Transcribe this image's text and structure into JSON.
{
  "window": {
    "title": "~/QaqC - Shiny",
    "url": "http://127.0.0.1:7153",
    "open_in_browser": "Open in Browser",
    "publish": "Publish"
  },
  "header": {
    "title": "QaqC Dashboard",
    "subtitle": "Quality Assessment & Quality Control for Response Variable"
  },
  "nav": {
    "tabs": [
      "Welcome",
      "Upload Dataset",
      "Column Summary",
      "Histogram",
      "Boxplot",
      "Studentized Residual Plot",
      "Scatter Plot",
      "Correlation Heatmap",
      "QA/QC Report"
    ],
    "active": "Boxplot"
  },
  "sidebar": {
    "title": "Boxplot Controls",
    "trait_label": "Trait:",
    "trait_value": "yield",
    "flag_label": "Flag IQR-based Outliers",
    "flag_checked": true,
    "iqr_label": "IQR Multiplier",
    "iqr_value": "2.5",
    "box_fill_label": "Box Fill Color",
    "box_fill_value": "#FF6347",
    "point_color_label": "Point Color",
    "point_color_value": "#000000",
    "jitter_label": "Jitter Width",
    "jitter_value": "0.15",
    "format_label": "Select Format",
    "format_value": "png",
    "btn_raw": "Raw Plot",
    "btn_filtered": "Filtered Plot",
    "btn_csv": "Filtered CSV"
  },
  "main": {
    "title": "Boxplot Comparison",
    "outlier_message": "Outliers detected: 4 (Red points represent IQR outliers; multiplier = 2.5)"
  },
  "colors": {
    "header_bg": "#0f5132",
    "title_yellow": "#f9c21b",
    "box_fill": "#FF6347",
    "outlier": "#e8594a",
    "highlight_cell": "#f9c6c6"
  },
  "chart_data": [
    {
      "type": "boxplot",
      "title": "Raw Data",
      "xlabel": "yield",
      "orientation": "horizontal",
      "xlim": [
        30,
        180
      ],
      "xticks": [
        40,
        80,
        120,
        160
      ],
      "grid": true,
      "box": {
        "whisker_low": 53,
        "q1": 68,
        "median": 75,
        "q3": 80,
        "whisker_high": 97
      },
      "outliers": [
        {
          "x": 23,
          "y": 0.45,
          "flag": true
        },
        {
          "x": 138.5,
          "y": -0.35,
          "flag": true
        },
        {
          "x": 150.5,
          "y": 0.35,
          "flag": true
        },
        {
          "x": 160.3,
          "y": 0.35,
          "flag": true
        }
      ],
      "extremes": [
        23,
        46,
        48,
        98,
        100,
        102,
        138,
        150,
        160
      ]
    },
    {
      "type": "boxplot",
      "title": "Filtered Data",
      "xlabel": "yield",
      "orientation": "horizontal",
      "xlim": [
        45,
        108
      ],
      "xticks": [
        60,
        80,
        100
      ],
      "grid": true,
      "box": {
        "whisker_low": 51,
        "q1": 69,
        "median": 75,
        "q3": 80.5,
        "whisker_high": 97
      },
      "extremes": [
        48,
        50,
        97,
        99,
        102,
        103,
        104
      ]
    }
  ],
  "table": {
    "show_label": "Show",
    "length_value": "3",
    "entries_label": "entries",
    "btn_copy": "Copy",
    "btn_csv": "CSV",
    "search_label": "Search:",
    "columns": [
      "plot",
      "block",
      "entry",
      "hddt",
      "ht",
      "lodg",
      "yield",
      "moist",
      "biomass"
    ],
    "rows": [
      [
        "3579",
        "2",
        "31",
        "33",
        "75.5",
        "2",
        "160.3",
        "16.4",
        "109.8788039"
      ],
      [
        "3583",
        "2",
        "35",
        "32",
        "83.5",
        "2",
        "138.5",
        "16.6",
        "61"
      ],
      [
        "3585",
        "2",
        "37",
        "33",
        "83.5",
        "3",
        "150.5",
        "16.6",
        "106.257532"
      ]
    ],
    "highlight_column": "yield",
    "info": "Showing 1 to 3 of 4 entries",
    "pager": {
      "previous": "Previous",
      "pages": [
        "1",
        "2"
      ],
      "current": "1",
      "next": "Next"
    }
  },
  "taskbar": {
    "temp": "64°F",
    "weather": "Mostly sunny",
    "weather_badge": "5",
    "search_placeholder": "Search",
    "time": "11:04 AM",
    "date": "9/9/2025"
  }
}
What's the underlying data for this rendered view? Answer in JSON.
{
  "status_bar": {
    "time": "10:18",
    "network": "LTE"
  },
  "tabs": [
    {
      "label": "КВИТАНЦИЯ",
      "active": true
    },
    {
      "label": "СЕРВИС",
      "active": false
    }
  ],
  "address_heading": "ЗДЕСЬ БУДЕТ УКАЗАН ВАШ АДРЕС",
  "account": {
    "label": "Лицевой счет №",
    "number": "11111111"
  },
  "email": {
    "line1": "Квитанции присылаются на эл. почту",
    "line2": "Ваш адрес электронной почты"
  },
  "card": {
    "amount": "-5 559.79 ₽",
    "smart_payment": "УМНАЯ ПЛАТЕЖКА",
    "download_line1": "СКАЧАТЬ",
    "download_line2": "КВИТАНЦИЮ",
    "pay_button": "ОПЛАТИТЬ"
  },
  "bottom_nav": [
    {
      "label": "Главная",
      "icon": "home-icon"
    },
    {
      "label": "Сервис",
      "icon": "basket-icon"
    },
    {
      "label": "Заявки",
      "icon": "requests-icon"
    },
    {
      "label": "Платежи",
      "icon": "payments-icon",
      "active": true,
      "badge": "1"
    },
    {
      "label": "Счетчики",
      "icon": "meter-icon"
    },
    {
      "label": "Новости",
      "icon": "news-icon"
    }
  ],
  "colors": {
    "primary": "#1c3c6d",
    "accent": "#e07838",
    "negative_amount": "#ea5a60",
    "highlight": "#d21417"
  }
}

━━━━

WHAT IS ASKED
Looking at the records above, work out how many lines include the word "JSON", then give that number by itself.

COMPLETE RESPONSE
2